**Record extracts**
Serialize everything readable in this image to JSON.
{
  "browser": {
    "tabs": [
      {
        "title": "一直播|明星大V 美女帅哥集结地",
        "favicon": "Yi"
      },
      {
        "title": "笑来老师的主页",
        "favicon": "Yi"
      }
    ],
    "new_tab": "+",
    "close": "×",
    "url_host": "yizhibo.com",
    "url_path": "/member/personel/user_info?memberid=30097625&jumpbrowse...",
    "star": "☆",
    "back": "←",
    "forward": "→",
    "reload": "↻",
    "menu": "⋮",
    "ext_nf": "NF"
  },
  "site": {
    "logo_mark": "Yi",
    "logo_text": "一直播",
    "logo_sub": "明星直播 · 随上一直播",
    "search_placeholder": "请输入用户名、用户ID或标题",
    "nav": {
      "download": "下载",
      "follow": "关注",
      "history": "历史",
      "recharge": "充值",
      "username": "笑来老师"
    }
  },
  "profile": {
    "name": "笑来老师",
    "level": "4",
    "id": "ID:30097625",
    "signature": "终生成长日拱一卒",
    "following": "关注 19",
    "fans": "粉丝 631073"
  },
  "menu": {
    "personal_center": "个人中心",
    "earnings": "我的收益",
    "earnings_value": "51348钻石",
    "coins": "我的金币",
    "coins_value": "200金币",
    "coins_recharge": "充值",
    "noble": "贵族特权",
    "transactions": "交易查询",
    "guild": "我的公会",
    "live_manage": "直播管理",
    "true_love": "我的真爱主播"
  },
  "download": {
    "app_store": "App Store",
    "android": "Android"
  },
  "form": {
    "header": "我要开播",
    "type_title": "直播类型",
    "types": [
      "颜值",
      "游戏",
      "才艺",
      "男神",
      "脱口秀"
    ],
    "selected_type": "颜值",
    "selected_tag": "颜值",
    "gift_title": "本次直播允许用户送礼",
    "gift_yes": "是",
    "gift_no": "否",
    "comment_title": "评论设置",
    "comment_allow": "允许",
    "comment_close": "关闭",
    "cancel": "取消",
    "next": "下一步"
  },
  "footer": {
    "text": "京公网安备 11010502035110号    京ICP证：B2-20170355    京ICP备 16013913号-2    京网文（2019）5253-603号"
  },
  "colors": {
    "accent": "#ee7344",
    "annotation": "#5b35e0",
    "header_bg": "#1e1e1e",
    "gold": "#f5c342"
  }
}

**What to work on**
Repeat the records above exactly, from the first line to the last.

**Problem solution**
Serialize everything readable in this image to JSON.
{
  "browser": {
    "tabs": [
      {
        "title": "一直播|明星大V 美女帅哥集结地",
        "favicon": "Yi"
      },
      {
        "title": "笑来老师的主页",
        "favicon": "Yi"
      }
    ],
    "new_tab": "+",
    "close": "×",
    "url_host": "yizhibo.com",
    "url_path": "/member/personel/user_info?memberid=30097625&jumpbrowse...",
    "star": "☆",
    "back": "←",
    "forward": "→",
    "reload": "↻",
    "menu": "⋮",
    "ext_nf": "NF"
  },
  "site": {
    "logo_mark": "Yi",
    "logo_text": "一直播",
    "logo_sub": "明星直播 · 随上一直播",
    "search_placeholder": "请输入用户名、用户ID或标题",
    "nav": {
      "download": "下载",
      "follow": "关注",
      "history": "历史",
      "recharge": "充值",
      "username": "笑来老师"
    }
  },
  "profile": {
    "name": "笑来老师",
    "level": "4",
    "id": "ID:30097625",
    "signature": "终生成长日拱一卒",
    "following": "关注 19",
    "fans": "粉丝 631073"
  },
  "menu": {
    "personal_center": "个人中心",
    "earnings": "我的收益",
    "earnings_value": "51348钻石",
    "coins": "我的金币",
    "coins_value": "200金币",
    "coins_recharge": "充值",
    "noble": "贵族特权",
    "transactions": "交易查询",
    "guild": "我的公会",
    "live_manage": "直播管理",
    "true_love": "我的真爱主播"
  },
  "download": {
    "app_store": "App Store",
    "android": "Android"
  },
  "form": {
    "header": "我要开播",
    "type_title": "直播类型",
    "types": [
      "颜值",
      "游戏",
      "才艺",
      "男神",
      "脱口秀"
    ],
    "selected_type": "颜值",
    "selected_tag": "颜值",
    "gift_title": "本次直播允许用户送礼",
    "gift_yes": "是",
    "gift_no": "否",
    "comment_title": "评论设置",
    "comment_allow": "允许",
    "comment_close": "关闭",
    "cancel": "取消",
    "next": "下一步"
  },
  "footer": {
    "text": "京公网安备 11010502035110号    京ICP证：B2-20170355    京ICP备 16013913号-2    京网文（2019）5253-603号"
  },
  "colors": {
    "accent": "#ee7344",
    "annotation": "#5b35e0",
    "header_bg": "#1e1e1e",
    "gold": "#f5c342"
  }
}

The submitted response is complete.